What to do:
Report only the number of lines in this material that include the string "Bluff".

Entries supplied:
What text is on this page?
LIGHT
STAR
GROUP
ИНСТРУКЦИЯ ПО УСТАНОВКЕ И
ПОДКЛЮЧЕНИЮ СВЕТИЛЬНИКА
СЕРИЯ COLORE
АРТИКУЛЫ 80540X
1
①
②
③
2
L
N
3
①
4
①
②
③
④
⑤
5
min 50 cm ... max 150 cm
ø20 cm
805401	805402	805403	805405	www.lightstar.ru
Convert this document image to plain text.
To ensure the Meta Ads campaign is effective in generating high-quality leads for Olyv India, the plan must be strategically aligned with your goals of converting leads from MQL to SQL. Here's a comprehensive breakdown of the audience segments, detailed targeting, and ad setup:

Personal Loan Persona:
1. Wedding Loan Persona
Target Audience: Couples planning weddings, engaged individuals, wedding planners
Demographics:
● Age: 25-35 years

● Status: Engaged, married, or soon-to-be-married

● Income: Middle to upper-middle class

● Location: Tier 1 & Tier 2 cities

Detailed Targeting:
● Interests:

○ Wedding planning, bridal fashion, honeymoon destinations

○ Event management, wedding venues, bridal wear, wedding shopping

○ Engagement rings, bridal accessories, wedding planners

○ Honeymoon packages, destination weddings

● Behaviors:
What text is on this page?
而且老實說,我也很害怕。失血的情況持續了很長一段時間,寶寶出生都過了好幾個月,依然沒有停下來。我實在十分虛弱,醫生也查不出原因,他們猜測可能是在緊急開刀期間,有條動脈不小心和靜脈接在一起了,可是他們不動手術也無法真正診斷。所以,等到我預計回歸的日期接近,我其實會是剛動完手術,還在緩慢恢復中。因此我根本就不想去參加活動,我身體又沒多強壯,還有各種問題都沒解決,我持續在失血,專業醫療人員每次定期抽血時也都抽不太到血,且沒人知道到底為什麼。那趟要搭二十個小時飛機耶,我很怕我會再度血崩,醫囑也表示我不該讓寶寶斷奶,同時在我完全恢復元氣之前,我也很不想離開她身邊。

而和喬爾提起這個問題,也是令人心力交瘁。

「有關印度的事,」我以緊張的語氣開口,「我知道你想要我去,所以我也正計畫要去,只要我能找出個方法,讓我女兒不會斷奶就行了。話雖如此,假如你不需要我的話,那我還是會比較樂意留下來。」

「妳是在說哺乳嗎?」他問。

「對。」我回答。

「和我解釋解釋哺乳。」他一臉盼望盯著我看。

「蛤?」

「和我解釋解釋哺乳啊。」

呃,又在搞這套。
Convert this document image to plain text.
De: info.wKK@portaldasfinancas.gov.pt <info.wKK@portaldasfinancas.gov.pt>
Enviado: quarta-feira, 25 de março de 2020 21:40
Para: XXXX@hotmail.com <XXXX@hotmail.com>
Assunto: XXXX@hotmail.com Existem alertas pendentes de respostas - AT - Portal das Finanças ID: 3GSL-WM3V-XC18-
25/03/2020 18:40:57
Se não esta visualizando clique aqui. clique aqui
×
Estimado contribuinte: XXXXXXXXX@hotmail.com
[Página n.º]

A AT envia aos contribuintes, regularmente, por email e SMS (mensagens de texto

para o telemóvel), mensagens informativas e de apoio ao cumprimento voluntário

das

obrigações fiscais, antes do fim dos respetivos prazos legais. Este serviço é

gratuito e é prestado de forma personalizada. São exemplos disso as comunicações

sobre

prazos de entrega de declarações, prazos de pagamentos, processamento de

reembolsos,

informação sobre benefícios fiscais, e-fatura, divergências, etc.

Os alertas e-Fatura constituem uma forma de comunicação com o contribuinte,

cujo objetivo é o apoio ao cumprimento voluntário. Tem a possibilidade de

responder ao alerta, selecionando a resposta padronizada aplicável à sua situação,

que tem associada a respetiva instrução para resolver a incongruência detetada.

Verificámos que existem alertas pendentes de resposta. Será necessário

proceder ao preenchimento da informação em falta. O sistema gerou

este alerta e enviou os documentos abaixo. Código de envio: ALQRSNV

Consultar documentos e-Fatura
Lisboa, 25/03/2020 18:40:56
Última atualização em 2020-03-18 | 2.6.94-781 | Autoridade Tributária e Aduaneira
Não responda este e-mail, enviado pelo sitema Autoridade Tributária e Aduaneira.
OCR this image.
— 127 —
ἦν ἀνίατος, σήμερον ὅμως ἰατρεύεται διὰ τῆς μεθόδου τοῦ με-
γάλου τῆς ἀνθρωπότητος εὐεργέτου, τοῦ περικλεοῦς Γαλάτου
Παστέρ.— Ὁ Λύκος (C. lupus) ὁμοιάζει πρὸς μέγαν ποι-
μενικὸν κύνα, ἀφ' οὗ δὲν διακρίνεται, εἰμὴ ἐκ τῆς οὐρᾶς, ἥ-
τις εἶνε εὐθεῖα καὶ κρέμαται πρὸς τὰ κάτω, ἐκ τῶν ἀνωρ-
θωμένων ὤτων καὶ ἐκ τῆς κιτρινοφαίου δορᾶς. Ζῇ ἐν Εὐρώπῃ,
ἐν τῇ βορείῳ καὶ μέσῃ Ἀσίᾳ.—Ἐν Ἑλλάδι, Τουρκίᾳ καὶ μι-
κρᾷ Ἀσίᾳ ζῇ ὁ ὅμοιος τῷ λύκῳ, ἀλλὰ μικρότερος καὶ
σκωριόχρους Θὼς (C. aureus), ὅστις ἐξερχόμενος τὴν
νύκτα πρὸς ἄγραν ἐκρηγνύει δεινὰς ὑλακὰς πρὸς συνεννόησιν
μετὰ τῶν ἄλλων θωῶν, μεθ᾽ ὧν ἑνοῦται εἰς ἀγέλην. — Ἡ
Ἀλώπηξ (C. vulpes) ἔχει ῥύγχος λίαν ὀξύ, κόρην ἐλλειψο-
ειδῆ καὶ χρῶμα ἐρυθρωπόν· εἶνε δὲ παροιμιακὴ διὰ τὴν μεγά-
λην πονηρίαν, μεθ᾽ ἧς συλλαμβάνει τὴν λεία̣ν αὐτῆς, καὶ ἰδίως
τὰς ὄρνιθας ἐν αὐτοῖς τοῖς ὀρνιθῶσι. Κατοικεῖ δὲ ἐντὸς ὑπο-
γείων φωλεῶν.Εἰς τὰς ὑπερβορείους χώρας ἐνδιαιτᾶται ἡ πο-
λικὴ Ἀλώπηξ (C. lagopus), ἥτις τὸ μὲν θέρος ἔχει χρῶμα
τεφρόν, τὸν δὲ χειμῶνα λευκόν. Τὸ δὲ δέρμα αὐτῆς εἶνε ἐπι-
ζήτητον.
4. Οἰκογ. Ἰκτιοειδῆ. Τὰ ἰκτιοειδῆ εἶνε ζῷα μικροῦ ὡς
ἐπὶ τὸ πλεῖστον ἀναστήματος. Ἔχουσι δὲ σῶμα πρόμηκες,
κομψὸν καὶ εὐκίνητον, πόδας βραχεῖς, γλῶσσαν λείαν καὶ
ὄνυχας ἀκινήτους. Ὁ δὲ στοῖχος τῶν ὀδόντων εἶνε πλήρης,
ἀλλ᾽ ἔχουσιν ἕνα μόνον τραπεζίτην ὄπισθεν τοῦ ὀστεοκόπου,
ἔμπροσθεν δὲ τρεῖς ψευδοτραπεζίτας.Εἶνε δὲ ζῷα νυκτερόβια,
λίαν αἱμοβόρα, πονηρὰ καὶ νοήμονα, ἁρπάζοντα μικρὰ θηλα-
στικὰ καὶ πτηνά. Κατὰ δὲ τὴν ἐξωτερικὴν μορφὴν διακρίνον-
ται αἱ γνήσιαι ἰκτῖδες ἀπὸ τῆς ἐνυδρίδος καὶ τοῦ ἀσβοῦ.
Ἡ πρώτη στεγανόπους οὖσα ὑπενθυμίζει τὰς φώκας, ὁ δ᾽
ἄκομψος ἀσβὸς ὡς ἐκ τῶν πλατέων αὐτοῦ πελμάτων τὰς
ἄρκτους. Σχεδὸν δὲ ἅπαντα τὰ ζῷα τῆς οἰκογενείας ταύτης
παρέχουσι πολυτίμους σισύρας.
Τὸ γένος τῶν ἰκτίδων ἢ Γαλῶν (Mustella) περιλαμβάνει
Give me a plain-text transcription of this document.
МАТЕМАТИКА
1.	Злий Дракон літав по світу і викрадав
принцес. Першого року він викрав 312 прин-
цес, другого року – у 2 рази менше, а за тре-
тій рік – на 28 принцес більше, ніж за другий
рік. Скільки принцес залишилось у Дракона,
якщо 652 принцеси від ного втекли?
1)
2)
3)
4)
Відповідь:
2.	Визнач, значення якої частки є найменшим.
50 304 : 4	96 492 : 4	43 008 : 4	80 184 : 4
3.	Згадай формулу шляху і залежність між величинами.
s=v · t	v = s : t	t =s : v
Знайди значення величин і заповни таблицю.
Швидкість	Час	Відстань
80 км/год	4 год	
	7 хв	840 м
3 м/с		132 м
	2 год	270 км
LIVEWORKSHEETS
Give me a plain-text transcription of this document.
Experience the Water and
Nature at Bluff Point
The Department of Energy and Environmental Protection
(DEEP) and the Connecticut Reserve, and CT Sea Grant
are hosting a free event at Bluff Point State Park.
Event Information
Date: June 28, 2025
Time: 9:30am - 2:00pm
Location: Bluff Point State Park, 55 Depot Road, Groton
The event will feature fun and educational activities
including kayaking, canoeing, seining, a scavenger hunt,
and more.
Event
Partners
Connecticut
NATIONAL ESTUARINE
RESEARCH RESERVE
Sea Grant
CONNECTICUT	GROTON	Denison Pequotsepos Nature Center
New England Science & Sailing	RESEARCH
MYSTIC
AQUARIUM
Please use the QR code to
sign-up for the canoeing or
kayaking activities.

Answer below:
3